**THE EXERCISE:** Identify the lines that contain the string "округ", then copy each of them.

**PROVIDED MATERIAL:**
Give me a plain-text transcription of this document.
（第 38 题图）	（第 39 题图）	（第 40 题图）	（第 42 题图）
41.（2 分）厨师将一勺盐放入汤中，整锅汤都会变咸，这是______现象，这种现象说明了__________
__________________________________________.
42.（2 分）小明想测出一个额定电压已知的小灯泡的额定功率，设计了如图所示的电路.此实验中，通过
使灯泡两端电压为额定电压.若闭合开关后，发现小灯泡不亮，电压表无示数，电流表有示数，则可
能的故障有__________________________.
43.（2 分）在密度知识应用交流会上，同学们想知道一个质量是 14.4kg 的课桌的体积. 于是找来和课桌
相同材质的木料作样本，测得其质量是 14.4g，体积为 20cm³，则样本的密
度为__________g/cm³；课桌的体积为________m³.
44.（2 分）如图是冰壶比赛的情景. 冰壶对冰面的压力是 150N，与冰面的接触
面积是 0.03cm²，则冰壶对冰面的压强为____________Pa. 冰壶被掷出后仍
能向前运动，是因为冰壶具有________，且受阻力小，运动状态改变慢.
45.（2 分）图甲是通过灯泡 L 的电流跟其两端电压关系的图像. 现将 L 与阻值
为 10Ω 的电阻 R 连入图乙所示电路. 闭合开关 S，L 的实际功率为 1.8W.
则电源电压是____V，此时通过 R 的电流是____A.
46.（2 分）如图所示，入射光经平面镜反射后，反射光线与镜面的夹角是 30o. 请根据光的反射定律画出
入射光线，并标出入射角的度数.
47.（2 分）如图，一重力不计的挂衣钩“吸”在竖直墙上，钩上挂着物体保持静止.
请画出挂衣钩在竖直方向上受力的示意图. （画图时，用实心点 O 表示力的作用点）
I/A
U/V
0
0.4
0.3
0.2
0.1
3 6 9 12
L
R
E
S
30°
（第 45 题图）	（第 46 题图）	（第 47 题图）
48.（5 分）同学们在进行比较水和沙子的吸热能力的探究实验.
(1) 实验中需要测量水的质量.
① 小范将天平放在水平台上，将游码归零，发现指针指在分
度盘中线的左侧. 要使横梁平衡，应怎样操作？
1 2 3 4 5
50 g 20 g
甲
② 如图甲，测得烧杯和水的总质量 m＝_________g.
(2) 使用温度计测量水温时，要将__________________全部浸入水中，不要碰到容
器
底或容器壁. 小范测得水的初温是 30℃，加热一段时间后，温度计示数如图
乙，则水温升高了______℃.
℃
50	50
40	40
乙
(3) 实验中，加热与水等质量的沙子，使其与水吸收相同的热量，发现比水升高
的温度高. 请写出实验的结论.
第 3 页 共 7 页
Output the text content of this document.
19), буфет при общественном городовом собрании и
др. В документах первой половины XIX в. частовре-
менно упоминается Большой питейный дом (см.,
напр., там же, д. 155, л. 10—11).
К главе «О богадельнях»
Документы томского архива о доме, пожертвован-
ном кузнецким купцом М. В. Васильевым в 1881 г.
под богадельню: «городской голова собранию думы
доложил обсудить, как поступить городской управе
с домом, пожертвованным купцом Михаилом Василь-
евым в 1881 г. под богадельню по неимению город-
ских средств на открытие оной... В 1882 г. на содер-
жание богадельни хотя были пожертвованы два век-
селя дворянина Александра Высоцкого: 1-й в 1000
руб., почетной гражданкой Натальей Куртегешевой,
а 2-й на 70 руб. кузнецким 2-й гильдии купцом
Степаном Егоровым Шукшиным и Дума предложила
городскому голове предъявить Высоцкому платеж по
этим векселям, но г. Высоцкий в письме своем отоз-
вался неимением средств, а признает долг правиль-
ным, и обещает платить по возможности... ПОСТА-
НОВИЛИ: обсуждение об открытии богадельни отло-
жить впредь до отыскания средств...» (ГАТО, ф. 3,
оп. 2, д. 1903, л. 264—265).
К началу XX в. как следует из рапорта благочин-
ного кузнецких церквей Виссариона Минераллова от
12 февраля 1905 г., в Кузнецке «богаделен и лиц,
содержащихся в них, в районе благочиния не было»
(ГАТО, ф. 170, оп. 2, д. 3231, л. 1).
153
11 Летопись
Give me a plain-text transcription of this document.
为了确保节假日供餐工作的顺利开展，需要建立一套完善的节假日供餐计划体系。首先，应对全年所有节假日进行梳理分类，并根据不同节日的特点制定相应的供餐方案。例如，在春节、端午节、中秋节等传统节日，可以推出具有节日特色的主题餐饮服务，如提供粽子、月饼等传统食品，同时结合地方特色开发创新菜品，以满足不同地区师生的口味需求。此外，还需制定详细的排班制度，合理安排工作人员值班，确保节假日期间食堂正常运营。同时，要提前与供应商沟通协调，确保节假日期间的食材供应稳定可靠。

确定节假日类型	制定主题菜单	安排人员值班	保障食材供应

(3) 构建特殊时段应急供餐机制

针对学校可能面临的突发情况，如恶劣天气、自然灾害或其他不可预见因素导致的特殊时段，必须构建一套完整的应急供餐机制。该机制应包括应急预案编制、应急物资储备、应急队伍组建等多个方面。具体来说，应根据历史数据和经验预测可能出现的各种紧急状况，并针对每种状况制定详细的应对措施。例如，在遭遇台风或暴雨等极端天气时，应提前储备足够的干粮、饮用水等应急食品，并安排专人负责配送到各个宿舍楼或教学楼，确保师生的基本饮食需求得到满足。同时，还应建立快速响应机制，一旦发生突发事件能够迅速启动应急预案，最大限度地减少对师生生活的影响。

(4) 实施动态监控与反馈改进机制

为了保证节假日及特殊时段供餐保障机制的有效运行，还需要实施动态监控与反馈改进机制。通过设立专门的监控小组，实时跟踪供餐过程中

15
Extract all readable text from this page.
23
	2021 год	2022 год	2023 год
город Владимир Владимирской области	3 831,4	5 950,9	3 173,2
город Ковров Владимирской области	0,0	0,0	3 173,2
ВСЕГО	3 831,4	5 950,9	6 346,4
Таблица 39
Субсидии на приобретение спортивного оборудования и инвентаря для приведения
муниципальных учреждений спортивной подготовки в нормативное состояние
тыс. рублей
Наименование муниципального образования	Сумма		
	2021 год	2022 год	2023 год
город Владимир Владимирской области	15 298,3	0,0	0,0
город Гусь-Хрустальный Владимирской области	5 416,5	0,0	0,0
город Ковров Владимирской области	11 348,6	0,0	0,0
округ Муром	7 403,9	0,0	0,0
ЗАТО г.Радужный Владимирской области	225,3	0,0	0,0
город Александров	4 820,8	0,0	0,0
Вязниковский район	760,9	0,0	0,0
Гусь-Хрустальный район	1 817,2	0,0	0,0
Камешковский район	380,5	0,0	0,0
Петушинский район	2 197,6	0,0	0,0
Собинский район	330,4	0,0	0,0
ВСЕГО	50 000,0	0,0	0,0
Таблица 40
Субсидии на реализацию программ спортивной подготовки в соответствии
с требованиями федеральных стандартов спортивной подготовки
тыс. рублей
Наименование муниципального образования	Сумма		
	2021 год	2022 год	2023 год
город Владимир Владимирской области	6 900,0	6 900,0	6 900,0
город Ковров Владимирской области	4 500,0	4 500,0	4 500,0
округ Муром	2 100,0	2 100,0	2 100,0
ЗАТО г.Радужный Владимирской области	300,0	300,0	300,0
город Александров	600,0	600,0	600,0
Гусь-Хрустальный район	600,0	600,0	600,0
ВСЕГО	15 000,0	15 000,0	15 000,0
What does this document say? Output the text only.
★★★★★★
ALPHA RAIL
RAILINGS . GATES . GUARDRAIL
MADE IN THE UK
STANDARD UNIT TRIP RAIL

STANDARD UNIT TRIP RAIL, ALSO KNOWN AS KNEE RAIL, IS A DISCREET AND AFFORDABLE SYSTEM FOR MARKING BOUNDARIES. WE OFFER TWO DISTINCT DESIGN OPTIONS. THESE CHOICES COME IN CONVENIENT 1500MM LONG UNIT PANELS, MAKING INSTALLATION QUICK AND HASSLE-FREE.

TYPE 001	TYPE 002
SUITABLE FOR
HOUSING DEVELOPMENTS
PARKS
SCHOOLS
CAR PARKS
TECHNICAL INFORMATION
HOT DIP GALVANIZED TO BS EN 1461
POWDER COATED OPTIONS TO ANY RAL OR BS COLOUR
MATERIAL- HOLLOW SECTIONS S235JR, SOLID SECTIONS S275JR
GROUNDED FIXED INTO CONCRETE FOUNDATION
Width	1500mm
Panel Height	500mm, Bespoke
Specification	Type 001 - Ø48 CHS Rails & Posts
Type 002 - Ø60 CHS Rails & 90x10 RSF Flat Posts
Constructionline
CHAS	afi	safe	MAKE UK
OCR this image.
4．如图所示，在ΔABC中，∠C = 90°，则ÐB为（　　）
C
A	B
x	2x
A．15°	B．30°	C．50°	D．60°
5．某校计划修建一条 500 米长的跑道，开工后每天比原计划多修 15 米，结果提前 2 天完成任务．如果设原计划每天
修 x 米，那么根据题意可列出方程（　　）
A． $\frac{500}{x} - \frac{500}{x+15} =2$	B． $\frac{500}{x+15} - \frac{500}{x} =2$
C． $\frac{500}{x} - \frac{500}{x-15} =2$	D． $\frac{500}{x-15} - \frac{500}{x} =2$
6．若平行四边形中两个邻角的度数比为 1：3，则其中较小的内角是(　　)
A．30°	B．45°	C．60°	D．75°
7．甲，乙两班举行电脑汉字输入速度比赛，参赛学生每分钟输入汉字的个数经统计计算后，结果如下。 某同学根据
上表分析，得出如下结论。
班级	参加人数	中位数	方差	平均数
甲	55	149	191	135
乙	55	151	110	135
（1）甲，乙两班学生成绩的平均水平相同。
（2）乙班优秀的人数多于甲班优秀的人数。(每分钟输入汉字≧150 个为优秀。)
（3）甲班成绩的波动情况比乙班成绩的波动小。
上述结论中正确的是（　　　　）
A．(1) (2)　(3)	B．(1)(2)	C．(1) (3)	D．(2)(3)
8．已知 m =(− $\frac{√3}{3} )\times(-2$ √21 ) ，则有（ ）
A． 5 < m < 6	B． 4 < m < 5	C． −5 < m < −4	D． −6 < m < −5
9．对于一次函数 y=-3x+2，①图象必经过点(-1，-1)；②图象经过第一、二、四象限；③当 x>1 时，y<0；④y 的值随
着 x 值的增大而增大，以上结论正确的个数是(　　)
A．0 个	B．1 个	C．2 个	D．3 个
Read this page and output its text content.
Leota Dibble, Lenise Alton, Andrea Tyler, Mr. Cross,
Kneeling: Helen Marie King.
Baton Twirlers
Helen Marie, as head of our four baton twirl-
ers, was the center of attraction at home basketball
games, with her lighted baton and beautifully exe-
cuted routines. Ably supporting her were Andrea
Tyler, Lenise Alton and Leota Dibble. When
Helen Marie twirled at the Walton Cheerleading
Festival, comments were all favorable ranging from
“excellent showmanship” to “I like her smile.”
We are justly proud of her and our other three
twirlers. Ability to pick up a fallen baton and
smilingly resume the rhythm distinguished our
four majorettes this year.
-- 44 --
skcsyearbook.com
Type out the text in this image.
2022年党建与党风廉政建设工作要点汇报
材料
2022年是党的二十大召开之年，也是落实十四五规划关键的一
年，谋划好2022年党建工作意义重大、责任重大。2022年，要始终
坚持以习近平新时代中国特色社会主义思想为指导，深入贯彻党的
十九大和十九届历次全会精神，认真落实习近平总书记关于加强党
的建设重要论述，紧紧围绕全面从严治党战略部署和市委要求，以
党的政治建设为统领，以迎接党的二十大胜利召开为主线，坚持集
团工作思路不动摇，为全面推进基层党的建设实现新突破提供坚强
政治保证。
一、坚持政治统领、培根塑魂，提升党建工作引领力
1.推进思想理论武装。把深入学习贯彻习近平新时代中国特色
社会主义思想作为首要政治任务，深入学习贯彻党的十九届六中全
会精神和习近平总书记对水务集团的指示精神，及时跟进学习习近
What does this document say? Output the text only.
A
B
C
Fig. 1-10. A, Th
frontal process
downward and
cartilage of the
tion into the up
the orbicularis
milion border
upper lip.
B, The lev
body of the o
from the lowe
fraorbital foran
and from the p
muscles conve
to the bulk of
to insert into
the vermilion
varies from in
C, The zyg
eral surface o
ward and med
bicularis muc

**EXPECTED ANSWER:**
округ Муром	7 403,9	0,0	0,0
округ Муром	2 100,0	2 100,0	2 100,0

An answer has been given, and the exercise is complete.